◆ **Предложенный отрывок**

В «Скучной истории» Чехова интересует вполне определенный аспект: как узко профессиональный взгляд на действительность способен закрыть многие грани души, ума, человечности, лишить человека радости общения с культурой, природой, с другими людьми, как всепоглощающий профессионализм делает нашего героя большим ученым и маленьким человеком.
Особое место занимает в сборнике «Хмурые люди» рассказ «Припадок». Герой рассказа студент Васильев явно противостоит «хмурым», людям. Он человек редкой честности, глубины и чуткости, и никак не вписывается в тот порядок повседневности, который является обычным, нормальным для большинства его приятелей.
«…Они и поэтичны, и распутны, и нежны и дерзки; они умеют и работать, и возмущаться, и хохотать без причины, и говорить глупости: они горячи, честны, самоотверженны, и как люди ничем не хуже его, Васильева, который сторожит каждый свой шаг и каждое свое слово, мнителен, осторожен и малейший пустяк готов возводить на степень вопроса. И ему захотелось хоть один вечер пожить так, как живут приятели, развернуться, освободить себя от собственного контроля. Понадобится водку пить? Он будет пить… Его ведут к женщинам? Он идет. Он будет хохотать, дурачиться…» (237).

◆ **Содержание материала**
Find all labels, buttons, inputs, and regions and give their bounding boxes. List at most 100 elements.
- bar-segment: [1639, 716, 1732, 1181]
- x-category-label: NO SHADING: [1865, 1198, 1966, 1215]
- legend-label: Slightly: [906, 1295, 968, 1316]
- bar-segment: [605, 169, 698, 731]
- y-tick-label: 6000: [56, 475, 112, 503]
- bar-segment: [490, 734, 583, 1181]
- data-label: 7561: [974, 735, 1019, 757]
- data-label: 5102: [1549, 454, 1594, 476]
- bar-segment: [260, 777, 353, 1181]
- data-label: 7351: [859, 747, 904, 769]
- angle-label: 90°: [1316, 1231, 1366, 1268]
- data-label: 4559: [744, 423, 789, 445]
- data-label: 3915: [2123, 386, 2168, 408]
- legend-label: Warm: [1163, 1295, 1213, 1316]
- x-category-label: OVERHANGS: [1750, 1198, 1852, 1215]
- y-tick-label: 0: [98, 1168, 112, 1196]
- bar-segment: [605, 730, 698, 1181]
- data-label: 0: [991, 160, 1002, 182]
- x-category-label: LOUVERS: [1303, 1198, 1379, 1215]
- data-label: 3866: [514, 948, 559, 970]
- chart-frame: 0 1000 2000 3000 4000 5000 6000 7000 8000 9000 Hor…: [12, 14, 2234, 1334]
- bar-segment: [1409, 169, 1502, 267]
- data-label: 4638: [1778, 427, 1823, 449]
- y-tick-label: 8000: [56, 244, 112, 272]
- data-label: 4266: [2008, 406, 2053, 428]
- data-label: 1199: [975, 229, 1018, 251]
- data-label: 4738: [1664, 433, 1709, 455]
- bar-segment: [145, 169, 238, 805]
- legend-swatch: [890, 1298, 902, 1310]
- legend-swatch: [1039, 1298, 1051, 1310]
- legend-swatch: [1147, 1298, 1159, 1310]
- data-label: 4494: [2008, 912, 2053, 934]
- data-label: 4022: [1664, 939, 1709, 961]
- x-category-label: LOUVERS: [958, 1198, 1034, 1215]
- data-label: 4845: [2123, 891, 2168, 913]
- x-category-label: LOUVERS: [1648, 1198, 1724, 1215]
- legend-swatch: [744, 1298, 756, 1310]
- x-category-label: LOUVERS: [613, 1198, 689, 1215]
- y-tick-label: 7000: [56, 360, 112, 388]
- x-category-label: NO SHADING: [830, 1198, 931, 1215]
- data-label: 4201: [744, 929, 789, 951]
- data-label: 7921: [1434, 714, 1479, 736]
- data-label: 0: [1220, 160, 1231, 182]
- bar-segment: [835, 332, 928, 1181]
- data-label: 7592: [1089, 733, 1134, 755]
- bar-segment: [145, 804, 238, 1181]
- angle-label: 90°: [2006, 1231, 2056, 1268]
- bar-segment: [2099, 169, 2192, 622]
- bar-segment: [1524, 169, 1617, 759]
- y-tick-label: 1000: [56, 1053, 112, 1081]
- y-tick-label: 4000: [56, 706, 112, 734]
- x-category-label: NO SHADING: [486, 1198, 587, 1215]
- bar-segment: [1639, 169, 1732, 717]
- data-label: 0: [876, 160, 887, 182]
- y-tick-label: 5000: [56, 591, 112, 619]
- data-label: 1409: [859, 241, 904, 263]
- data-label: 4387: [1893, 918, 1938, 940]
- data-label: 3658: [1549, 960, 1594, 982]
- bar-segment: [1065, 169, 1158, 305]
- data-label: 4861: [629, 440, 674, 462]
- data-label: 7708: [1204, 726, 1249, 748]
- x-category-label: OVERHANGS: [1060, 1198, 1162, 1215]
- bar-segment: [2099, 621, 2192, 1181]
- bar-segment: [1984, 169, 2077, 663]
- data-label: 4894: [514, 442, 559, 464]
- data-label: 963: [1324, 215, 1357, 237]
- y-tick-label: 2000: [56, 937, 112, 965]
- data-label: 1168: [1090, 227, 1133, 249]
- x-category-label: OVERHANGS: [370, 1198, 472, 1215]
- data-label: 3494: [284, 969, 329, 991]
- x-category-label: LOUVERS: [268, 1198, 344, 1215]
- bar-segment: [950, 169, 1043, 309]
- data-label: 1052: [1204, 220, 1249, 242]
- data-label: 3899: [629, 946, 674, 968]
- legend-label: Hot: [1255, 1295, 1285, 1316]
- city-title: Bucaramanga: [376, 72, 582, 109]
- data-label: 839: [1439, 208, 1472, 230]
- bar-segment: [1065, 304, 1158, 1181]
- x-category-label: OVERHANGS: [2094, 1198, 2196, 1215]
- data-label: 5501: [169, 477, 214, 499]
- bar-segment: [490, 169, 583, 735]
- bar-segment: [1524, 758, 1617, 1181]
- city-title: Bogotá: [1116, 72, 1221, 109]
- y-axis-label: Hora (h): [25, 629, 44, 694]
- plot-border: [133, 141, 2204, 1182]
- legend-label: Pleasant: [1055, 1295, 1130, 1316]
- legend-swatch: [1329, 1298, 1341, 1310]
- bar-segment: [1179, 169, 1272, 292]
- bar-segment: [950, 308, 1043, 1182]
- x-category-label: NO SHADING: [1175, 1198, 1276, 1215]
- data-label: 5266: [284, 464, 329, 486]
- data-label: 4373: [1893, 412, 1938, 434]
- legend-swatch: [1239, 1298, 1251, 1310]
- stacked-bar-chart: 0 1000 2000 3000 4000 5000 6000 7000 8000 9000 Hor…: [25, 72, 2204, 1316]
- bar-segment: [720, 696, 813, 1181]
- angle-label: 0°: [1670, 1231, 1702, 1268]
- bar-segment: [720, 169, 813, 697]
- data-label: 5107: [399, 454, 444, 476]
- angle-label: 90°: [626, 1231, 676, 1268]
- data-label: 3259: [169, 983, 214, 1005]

◆ **Условие задания**
Продолжите отрывок о рассказах Чехова, начав сразу после последней цитаты. Материал существует отдельно от отрывка о рассказах Чехова.

◆ **Ответ к заданию**
Очень скоро выяснилось, что «развернуться» и «освободиться от собственного контроля» он не смог, и стал не «дурачиться», а «стонать от боли» и рыдать. Все увиденное им в публичном доме привело его на грань нервного срыва. И больше всего, пожалуй, его потрясло, что все вокруг не хотели или не могли понять, «как это ужасно» (258): искренне не понимают его ни приятели, ни «погибшие создания», «глупые, голодные женщины» (259).